▶ **BRIEF**:
Copy out the entries below precisely; nothing is to be omitted.
-- BEGIN --
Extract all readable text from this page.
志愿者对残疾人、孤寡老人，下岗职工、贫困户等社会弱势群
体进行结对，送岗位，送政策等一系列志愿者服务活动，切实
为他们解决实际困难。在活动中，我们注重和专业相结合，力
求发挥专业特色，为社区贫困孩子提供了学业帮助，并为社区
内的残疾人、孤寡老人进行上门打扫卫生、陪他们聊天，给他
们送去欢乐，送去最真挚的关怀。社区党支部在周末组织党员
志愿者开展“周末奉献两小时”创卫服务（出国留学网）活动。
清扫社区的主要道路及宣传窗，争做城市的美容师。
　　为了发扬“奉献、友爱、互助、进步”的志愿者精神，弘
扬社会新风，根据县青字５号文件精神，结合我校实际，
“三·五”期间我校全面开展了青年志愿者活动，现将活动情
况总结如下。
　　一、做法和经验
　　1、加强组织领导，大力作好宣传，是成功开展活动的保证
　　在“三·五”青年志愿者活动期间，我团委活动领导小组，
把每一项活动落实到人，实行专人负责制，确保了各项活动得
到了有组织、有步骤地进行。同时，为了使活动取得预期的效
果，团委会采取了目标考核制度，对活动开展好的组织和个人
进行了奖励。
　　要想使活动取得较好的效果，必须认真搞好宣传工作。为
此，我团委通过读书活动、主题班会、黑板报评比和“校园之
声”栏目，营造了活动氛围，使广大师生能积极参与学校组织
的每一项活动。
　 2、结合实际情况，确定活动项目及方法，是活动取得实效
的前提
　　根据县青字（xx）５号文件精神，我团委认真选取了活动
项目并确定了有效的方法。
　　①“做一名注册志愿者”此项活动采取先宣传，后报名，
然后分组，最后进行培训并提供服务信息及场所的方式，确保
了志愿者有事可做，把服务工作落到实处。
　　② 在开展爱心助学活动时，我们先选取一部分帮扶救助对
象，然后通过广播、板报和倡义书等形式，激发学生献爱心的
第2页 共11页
-- END --
▶ **CORRECT OUTPUT**:
Extract all readable text from this page.
志愿者对残疾人、孤寡老人，下岗职工、贫困户等社会弱势群
体进行结对，送岗位，送政策等一系列志愿者服务活动，切实
为他们解决实际困难。在活动中，我们注重和专业相结合，力
求发挥专业特色，为社区贫困孩子提供了学业帮助，并为社区
内的残疾人、孤寡老人进行上门打扫卫生、陪他们聊天，给他
们送去欢乐，送去最真挚的关怀。社区党支部在周末组织党员
志愿者开展“周末奉献两小时”创卫服务（出国留学网）活动。
清扫社区的主要道路及宣传窗，争做城市的美容师。
　　为了发扬“奉献、友爱、互助、进步”的志愿者精神，弘
扬社会新风，根据县青字５号文件精神，结合我校实际，
“三·五”期间我校全面开展了青年志愿者活动，现将活动情
况总结如下。
　　一、做法和经验
　　1、加强组织领导，大力作好宣传，是成功开展活动的保证
　　在“三·五”青年志愿者活动期间，我团委活动领导小组，
把每一项活动落实到人，实行专人负责制，确保了各项活动得
到了有组织、有步骤地进行。同时，为了使活动取得预期的效
果，团委会采取了目标考核制度，对活动开展好的组织和个人
进行了奖励。
　　要想使活动取得较好的效果，必须认真搞好宣传工作。为
此，我团委通过读书活动、主题班会、黑板报评比和“校园之
声”栏目，营造了活动氛围，使广大师生能积极参与学校组织
的每一项活动。
　 2、结合实际情况，确定活动项目及方法，是活动取得实效
的前提
　　根据县青字（xx）５号文件精神，我团委认真选取了活动
项目并确定了有效的方法。
　　①“做一名注册志愿者”此项活动采取先宣传，后报名，
然后分组，最后进行培训并提供服务信息及场所的方式，确保
了志愿者有事可做，把服务工作落到实处。
　　② 在开展爱心助学活动时，我们先选取一部分帮扶救助对
象，然后通过广播、板报和倡义书等形式，激发学生献爱心的
第2页 共11页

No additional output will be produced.